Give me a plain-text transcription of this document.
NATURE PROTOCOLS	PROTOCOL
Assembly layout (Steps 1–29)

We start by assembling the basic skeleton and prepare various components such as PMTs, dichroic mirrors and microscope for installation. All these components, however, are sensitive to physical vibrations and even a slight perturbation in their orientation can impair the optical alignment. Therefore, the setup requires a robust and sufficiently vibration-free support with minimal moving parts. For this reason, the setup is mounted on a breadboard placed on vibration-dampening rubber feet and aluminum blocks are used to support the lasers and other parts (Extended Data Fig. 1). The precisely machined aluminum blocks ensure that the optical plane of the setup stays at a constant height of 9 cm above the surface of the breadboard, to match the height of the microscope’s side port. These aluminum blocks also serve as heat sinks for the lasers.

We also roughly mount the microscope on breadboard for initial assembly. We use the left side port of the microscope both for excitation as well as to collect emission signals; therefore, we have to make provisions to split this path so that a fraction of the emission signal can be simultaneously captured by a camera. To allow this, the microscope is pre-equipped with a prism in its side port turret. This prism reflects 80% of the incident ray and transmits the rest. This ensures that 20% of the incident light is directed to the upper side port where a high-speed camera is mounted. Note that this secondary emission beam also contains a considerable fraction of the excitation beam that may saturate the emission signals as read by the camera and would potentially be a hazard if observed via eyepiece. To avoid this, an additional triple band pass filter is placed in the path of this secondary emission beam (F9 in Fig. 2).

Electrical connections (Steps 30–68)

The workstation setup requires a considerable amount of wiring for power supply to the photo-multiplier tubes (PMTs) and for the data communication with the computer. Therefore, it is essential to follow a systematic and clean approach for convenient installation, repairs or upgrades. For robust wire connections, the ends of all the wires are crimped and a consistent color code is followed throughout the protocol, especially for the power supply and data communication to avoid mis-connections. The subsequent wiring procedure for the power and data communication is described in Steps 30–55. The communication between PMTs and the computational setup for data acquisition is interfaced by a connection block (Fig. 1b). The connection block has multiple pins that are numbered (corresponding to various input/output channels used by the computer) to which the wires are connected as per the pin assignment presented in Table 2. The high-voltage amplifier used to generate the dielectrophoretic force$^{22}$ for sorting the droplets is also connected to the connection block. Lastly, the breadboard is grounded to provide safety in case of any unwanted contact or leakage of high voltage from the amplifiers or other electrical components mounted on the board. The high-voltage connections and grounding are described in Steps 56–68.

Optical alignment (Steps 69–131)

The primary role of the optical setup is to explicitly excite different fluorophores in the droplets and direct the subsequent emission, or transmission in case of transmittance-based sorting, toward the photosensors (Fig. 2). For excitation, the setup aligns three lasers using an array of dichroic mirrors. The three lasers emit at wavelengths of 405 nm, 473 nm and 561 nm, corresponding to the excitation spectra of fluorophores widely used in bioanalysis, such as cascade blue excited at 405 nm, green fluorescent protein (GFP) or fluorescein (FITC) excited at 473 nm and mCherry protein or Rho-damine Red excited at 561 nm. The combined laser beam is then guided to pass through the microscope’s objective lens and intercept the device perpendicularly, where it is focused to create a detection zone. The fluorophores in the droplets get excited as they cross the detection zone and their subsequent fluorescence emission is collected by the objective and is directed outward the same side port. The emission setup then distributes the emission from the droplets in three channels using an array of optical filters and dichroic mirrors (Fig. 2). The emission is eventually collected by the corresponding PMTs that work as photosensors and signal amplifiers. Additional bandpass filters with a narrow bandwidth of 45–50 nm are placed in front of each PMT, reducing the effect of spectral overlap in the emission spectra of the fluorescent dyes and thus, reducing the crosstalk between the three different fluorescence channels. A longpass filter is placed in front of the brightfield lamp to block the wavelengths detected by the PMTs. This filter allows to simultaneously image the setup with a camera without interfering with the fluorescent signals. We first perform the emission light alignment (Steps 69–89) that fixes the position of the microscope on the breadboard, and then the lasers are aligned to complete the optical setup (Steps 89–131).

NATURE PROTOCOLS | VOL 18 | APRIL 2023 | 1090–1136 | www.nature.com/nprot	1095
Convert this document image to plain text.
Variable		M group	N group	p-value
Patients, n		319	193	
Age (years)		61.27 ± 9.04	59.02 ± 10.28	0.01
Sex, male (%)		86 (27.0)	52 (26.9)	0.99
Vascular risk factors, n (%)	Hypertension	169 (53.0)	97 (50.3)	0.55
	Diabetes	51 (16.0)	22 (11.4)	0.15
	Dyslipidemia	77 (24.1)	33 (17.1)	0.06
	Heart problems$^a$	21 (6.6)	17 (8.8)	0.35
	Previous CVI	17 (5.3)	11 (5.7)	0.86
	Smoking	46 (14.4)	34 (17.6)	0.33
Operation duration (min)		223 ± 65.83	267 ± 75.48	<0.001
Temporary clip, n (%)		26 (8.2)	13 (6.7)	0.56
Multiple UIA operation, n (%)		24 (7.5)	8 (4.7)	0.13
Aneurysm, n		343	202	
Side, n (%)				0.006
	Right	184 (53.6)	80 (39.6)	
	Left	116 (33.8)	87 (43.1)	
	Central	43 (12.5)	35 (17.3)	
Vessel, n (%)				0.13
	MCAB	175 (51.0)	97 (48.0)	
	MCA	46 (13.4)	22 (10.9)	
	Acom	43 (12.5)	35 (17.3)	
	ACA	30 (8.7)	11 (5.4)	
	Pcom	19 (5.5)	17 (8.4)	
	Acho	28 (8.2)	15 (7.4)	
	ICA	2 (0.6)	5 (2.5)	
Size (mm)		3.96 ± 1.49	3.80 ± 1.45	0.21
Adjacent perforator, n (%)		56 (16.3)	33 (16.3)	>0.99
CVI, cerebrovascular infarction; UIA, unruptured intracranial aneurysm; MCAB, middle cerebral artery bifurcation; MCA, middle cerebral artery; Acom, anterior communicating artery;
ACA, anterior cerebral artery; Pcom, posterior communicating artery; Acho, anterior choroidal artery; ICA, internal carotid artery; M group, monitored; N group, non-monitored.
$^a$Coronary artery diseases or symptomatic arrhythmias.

# [Work to be completed]
Show each line of the material above where "robust" occurs.

# [Solution for this problem]
We start by assembling the basic skeleton and prepare various components such as PMTs, dichroic mirrors and microscope for installation. All these components, however, are sensitive to physical vibrations and even a slight perturbation in their orientation can impair the optical alignment. Therefore, the setup requires a robust and sufficiently vibration-free support with minimal moving parts. For this reason, the setup is mounted on a breadboard placed on vibration-dampening rubber feet and aluminum blocks are used to support the lasers and other parts (Extended Data Fig. 1). The precisely machined aluminum blocks ensure that the optical plane of the setup stays at a constant height of 9 cm above the surface of the breadboard, to match the height of the microscope’s side port. These aluminum blocks also serve as heat sinks for the lasers.
The workstation setup requires a considerable amount of wiring for power supply to the photo-multiplier tubes (PMTs) and for the data communication with the computer. Therefore, it is essential to follow a systematic and clean approach for convenient installation, repairs or upgrades. For robust wire connections, the ends of all the wires are crimped and a consistent color code is followed throughout the protocol, especially for the power supply and data communication to avoid mis-connections. The subsequent wiring procedure for the power and data communication is described in Steps 30–55. The communication between PMTs and the computational setup for data acquisition is interfaced by a connection block (Fig. 1b). The connection block has multiple pins that are numbered (corresponding to various input/output channels used by the computer) to which the wires are connected as per the pin assignment presented in Table 2. The high-voltage amplifier used to generate the dielectrophoretic force$^{22}$ for sorting the droplets is also connected to the connection block. Lastly, the breadboard is grounded to provide safety in case of any unwanted contact or leakage of high voltage from the amplifiers or other electrical components mounted on the board. The high-voltage connections and grounding are described in Steps 56–68.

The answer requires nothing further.